BEGIN The input

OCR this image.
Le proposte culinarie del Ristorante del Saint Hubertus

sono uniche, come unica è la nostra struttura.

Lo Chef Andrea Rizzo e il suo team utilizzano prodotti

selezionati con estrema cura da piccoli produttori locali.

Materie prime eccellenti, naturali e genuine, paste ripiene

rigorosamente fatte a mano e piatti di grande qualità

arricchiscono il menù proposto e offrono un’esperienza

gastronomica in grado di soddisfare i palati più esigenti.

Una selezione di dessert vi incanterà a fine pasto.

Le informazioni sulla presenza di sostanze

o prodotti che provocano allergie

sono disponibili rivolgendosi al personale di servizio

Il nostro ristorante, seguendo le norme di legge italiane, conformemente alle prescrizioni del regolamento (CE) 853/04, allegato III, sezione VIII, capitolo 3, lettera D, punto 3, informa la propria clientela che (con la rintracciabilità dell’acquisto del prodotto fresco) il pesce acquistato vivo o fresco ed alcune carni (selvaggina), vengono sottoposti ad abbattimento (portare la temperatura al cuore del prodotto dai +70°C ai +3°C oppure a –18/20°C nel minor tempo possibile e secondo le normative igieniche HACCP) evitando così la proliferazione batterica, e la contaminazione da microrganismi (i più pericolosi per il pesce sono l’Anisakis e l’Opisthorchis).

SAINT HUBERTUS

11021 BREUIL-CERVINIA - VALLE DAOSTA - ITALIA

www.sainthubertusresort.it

END The input

__The problem__. Count every line in the preceding entries where the string "prodotti" appears, then state only the total.

__Task response__. 2